• [Texto selecionado]:
Em assuntos religiosos e raciais manda a mais elementar prudência não provocar suscetibilidades, mesmo que estejamos convencidos de que, “bem examinado o tema’, não haverá prejuízo para ninguém. Em temas polêmicos como a religião, não existe o que se denomina “bem examinado”. Tente alguém, por exemplo, “bem examinar”, “com toda isenção”, os fundamentos da religião de alguém — mesmo de um amigo —, para ver se ele reage com a calma de um filósofo (paciente...) caso você conclua que há incongruências na religião dele. A respiração dele se altera enquanto mal ouve, já pensando em contra-atacar. Cada argumento será uma bofetada, não um argumento, por melhor que seja explicado. Isso, conversando com um amigo. Com inimigos, então, nem se fala... E não se diga que judeus e palestinos são amigos fraternos e tolerantes de longa data.

Olmert, não percebendo o óbvio, a reação puramente emocional às escavações, exibe uma falha intelectual incompreensível, incompatível com o nível intelectual do país que lidera. Agora, se se trata de uma manobra proposital para prorrogar as hostilidades, a tolice grosseira fica agravada pela má-fé. E quem pagará por ela não será apenas os palestinos.

Para que não se alegue que o autor destas linhas tem prevenção contra Israel, cabe também mencionar a estrema insensatez do primeiro-ministro palestino, Ismail Haniyeh, ao dizer que Hamas jamais aceitará a presença do Estado de Israel. O que ele ganha com isso, exceto a aprovação de alguns adeptos que vivem distantes da realidade? Israel tem uma população acima de cinco milhões de habitantes. É um fato consumado, justa ou injusta tenha sido a política que orientou a criação do Estado de Israel. Não é cabível expulsar ou aniquilar um país já consolidado fisicamente e com essa dimensão. Pretender isso equivaleria a um infantil levante de índios pele-vermelhas, incas, aztecas, maias, xavantes e tupinambás visando tomar o poder pela força em toda a América porque suas terras foram invadidas pelo homem branco.

• [Tarefa 1]:
Qual é a população de Israel mencionada no texto sobre o conflito entre Israel e os palestinos?
• [Tarefa 2]:
Resuma em duas frases o texto sobre o conflito entre Israel e os palestinos.
• [Tarefa 3]:
Retome o texto sobre o conflito entre Israel e os palestinos e continue-o a partir da última frase.

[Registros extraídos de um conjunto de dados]

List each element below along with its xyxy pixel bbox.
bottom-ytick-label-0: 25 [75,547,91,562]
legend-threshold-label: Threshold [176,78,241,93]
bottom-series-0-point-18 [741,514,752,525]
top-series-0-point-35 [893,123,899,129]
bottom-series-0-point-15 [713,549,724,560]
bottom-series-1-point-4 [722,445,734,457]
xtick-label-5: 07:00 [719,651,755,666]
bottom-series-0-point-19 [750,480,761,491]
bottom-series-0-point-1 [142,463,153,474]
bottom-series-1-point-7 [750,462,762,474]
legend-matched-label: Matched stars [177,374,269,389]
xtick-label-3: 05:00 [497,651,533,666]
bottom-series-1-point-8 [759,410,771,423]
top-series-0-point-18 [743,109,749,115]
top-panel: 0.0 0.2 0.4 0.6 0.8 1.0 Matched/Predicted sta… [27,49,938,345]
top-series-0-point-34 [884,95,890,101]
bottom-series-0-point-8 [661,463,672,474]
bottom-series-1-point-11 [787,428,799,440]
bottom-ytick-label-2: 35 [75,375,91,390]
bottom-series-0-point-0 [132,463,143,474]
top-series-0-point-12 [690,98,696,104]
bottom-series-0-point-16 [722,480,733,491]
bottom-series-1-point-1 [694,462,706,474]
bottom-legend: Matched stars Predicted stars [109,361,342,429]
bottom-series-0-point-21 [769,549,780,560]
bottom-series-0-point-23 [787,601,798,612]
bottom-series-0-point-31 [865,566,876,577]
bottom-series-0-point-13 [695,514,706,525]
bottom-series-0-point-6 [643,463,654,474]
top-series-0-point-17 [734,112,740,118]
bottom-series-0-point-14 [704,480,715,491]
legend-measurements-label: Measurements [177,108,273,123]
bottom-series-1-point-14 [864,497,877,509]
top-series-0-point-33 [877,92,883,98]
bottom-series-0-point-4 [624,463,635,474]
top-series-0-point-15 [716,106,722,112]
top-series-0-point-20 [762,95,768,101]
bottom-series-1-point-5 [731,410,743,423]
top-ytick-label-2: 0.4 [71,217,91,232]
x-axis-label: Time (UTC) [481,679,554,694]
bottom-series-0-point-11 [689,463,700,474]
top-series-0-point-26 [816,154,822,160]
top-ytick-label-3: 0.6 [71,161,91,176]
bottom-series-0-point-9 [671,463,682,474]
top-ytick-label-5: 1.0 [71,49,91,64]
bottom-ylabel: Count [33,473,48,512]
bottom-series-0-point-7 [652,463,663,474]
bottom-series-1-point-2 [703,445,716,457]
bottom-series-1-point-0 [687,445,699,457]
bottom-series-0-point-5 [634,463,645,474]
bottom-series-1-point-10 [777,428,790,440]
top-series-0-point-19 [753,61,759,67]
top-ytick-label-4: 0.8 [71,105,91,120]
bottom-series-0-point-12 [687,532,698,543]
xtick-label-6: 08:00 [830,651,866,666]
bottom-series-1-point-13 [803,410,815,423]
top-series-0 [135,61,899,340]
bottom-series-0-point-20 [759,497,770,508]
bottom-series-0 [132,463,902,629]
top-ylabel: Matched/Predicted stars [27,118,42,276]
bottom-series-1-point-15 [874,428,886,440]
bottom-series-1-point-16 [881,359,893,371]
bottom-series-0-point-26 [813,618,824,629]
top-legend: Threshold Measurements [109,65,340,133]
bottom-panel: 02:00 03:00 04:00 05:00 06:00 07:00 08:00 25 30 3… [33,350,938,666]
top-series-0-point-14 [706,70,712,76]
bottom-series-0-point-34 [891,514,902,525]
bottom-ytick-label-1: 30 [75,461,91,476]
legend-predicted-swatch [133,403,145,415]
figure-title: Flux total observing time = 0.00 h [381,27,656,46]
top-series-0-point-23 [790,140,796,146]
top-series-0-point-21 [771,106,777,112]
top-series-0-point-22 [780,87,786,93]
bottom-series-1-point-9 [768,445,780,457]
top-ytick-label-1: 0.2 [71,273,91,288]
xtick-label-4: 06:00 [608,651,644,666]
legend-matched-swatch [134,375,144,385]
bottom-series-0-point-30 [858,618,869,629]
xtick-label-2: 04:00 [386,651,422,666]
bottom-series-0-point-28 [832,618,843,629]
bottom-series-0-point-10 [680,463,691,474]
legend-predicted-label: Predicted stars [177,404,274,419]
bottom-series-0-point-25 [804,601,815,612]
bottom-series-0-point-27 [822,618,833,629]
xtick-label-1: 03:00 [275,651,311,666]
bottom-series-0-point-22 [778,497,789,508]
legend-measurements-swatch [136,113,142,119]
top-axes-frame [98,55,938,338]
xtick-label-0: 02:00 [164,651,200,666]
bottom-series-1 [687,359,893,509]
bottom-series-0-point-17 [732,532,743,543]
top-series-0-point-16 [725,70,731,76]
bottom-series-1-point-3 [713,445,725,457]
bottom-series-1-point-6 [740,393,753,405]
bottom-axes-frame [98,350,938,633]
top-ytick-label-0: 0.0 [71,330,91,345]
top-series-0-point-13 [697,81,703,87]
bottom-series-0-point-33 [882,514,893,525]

• [Resposta 1]:
Mais de cinco milhões de habitantes.

• [Resposta 2]:
O texto afirma que, em temas religiosos e raciais, a prudência manda não provocar suscetibilidades, pois nesses assuntos não existe exame isento e cada argumento é recebido como uma bofetada. Critica Olmert por não perceber a reação puramente emocional às escavações e aponta também a insensatez de Ismail Haniyeh ao dizer que o Hamas jamais aceitará Israel, um país já consolidado que não é cabível expulsar ou aniquilar.

• [Resposta 3]:
O que leva Ismail Haniyeh a insistir na tecla da “não aceitação de Israel”? Será a idéia — à primeira vista moral — de que não pode voltar atrás na sua promessa, constante da plataforma eleitoral? Se assim é, Haniyeh precisa se atualizar em política. Líderes legitimamente eleitos podem e devem alterar seus objetivos — mesmo solenemente prometidos —, se isso é melhor ao povo que o elegeu. A respeito, conta-se uma passagem interessante de Jânio Quadros, um político brasileiro que esteve muito em evidência antes de 1964. Eleito governador — ou teria sido prefeito? — ele foi insistentemente cobrado por um cidadão que lhe emprestara várias peruas quando da campanha eleitoral. O cidadão, em retribuição do apoio dado, queria gerir uma determinada função bem lucrativa do Estado. E Jânio temia pelo que pudesse acontecer. Assim, após ser lembrado da promessa feita em campanha, respondeu: “Quem lhe prometeu isso foi o candidato Jânio Quadros. Já o governador Jânio Quadros indefere o pedido”.

Haniyeh, que deve ser um homem honrado e empenhado na palavra dada — talvez até demais...—, deve pensar apenas em uma coisa, depois que foi eleito: o que será melhor para os palestinos? Manter a promessa eleitoral — desgraçando a população com dificuldades sempre maiores e até afrontando a opinião internacional — ou aceitar a realidade inevitável e trabalhar para melhorar as condições de seu povo? Governantes muitas vezes têm que decidir contrariando a opinião de quem os elegeu, ao constatar que sua visão governamental — se mentalmente honesta! — está melhor informada que a de seus eleitores. Para isso é um líder, inventando caminhos, não mero cumpridor de presumíveis vontades, dos eleitores, concebidas tempos atrás e com conhecimento menos abrangente das situações. O “presumíveis”, aqui, decorre do fato de não haver total certeza de que seus eleitores pensam hoje exatamente como pensavam no momento do voto.